**The problem:** Extract every record, keeping each one exactly as it is.

**Records supplied:**

----

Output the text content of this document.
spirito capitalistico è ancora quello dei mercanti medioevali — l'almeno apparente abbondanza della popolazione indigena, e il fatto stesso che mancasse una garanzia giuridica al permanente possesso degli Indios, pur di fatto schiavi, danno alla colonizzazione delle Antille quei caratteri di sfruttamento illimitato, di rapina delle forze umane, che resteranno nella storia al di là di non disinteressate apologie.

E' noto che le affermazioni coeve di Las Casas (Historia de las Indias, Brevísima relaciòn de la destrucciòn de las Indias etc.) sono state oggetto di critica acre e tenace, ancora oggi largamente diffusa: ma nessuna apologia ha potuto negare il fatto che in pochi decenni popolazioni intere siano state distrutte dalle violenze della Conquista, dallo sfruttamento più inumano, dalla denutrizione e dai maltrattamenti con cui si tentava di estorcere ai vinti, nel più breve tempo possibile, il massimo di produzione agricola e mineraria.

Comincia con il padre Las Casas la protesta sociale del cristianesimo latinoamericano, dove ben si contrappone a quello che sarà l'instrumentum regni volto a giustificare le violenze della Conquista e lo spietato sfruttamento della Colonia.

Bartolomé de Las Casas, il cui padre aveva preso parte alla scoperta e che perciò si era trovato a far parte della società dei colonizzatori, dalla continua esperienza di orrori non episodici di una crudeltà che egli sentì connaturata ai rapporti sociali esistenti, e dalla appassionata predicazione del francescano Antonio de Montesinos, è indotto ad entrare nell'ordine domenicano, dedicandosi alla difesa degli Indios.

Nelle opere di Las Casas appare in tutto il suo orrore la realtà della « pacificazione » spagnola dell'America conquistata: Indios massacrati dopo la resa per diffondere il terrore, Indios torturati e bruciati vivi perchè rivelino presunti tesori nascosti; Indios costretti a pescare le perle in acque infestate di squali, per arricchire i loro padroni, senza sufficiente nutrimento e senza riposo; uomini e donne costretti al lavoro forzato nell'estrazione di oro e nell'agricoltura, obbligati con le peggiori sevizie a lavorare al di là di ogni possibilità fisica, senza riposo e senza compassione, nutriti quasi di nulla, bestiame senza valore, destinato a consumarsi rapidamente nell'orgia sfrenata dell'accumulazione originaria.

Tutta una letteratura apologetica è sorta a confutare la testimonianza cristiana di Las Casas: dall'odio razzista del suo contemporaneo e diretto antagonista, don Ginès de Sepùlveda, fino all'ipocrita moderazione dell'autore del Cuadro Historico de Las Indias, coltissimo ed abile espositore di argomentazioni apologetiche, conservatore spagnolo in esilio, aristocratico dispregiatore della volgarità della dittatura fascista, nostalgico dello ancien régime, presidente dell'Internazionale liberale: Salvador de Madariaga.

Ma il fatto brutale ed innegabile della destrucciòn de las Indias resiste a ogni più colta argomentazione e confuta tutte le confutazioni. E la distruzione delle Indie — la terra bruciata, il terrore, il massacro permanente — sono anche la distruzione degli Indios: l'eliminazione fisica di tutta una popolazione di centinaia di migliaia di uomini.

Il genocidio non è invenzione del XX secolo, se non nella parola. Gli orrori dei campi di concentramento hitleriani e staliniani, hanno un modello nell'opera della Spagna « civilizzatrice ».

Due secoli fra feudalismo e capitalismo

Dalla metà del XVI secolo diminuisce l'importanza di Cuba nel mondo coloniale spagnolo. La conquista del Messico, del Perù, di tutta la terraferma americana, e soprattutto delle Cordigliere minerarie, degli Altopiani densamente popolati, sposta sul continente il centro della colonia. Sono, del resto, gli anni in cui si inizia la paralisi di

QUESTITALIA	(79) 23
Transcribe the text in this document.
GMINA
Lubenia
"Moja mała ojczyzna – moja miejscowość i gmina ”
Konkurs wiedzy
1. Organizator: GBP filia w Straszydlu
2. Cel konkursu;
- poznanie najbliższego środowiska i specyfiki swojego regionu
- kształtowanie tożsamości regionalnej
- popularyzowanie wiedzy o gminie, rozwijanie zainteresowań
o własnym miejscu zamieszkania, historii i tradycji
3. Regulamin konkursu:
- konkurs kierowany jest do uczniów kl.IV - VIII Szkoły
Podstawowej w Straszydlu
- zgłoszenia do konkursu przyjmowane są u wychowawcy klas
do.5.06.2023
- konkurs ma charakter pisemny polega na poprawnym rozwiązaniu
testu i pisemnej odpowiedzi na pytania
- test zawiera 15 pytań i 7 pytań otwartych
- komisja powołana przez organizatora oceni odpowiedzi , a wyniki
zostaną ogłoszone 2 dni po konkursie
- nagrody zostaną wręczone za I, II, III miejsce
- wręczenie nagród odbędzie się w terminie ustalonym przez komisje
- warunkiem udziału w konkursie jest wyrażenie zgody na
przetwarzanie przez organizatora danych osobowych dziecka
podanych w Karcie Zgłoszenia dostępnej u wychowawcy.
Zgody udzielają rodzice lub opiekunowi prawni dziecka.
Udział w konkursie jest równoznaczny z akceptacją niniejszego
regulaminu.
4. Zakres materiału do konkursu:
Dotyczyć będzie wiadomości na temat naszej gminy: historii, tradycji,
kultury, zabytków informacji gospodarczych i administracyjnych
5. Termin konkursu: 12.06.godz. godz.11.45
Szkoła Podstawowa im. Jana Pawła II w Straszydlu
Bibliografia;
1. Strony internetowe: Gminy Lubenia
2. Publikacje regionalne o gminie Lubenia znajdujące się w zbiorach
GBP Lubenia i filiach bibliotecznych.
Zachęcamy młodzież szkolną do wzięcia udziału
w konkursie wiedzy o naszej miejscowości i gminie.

----

**Answer to this problem:**
Output the text content of this document.
spirito capitalistico è ancora quello dei mercanti medioevali — l'almeno apparente abbondanza della popolazione indigena, e il fatto stesso che mancasse una garanzia giuridica al permanente possesso degli Indios, pur di fatto schiavi, danno alla colonizzazione delle Antille quei caratteri di sfruttamento illimitato, di rapina delle forze umane, che resteranno nella storia al di là di non disinteressate apologie.

E' noto che le affermazioni coeve di Las Casas (Historia de las Indias, Brevísima relaciòn de la destrucciòn de las Indias etc.) sono state oggetto di critica acre e tenace, ancora oggi largamente diffusa: ma nessuna apologia ha potuto negare il fatto che in pochi decenni popolazioni intere siano state distrutte dalle violenze della Conquista, dallo sfruttamento più inumano, dalla denutrizione e dai maltrattamenti con cui si tentava di estorcere ai vinti, nel più breve tempo possibile, il massimo di produzione agricola e mineraria.

Comincia con il padre Las Casas la protesta sociale del cristianesimo latinoamericano, dove ben si contrappone a quello che sarà l'instrumentum regni volto a giustificare le violenze della Conquista e lo spietato sfruttamento della Colonia.

Bartolomé de Las Casas, il cui padre aveva preso parte alla scoperta e che perciò si era trovato a far parte della società dei colonizzatori, dalla continua esperienza di orrori non episodici di una crudeltà che egli sentì connaturata ai rapporti sociali esistenti, e dalla appassionata predicazione del francescano Antonio de Montesinos, è indotto ad entrare nell'ordine domenicano, dedicandosi alla difesa degli Indios.

Nelle opere di Las Casas appare in tutto il suo orrore la realtà della « pacificazione » spagnola dell'America conquistata: Indios massacrati dopo la resa per diffondere il terrore, Indios torturati e bruciati vivi perchè rivelino presunti tesori nascosti; Indios costretti a pescare le perle in acque infestate di squali, per arricchire i loro padroni, senza sufficiente nutrimento e senza riposo; uomini e donne costretti al lavoro forzato nell'estrazione di oro e nell'agricoltura, obbligati con le peggiori sevizie a lavorare al di là di ogni possibilità fisica, senza riposo e senza compassione, nutriti quasi di nulla, bestiame senza valore, destinato a consumarsi rapidamente nell'orgia sfrenata dell'accumulazione originaria.

Tutta una letteratura apologetica è sorta a confutare la testimonianza cristiana di Las Casas: dall'odio razzista del suo contemporaneo e diretto antagonista, don Ginès de Sepùlveda, fino all'ipocrita moderazione dell'autore del Cuadro Historico de Las Indias, coltissimo ed abile espositore di argomentazioni apologetiche, conservatore spagnolo in esilio, aristocratico dispregiatore della volgarità della dittatura fascista, nostalgico dello ancien régime, presidente dell'Internazionale liberale: Salvador de Madariaga.

Ma il fatto brutale ed innegabile della destrucciòn de las Indias resiste a ogni più colta argomentazione e confuta tutte le confutazioni. E la distruzione delle Indie — la terra bruciata, il terrore, il massacro permanente — sono anche la distruzione degli Indios: l'eliminazione fisica di tutta una popolazione di centinaia di migliaia di uomini.

Il genocidio non è invenzione del XX secolo, se non nella parola. Gli orrori dei campi di concentramento hitleriani e staliniani, hanno un modello nell'opera della Spagna « civilizzatrice ».

Due secoli fra feudalismo e capitalismo

Dalla metà del XVI secolo diminuisce l'importanza di Cuba nel mondo coloniale spagnolo. La conquista del Messico, del Perù, di tutta la terraferma americana, e soprattutto delle Cordigliere minerarie, degli Altopiani densamente popolati, sposta sul continente il centro della colonia. Sono, del resto, gli anni in cui si inizia la paralisi di

QUESTITALIA	(79) 23
Transcribe the text in this document.
GMINA
Lubenia
"Moja mała ojczyzna – moja miejscowość i gmina ”
Konkurs wiedzy
1. Organizator: GBP filia w Straszydlu
2. Cel konkursu;
- poznanie najbliższego środowiska i specyfiki swojego regionu
- kształtowanie tożsamości regionalnej
- popularyzowanie wiedzy o gminie, rozwijanie zainteresowań
o własnym miejscu zamieszkania, historii i tradycji
3. Regulamin konkursu:
- konkurs kierowany jest do uczniów kl.IV - VIII Szkoły
Podstawowej w Straszydlu
- zgłoszenia do konkursu przyjmowane są u wychowawcy klas
do.5.06.2023
- konkurs ma charakter pisemny polega na poprawnym rozwiązaniu
testu i pisemnej odpowiedzi na pytania
- test zawiera 15 pytań i 7 pytań otwartych
- komisja powołana przez organizatora oceni odpowiedzi , a wyniki
zostaną ogłoszone 2 dni po konkursie
- nagrody zostaną wręczone za I, II, III miejsce
- wręczenie nagród odbędzie się w terminie ustalonym przez komisje
- warunkiem udziału w konkursie jest wyrażenie zgody na
przetwarzanie przez organizatora danych osobowych dziecka
podanych w Karcie Zgłoszenia dostępnej u wychowawcy.
Zgody udzielają rodzice lub opiekunowi prawni dziecka.
Udział w konkursie jest równoznaczny z akceptacją niniejszego
regulaminu.
4. Zakres materiału do konkursu:
Dotyczyć będzie wiadomości na temat naszej gminy: historii, tradycji,
kultury, zabytków informacji gospodarczych i administracyjnych
5. Termin konkursu: 12.06.godz. godz.11.45
Szkoła Podstawowa im. Jana Pawła II w Straszydlu
Bibliografia;
1. Strony internetowe: Gminy Lubenia
2. Publikacje regionalne o gminie Lubenia znajdujące się w zbiorach
GBP Lubenia i filiach bibliotecznych.
Zachęcamy młodzież szkolną do wzięcia udziału
w konkursie wiedzy o naszej miejscowości i gminie.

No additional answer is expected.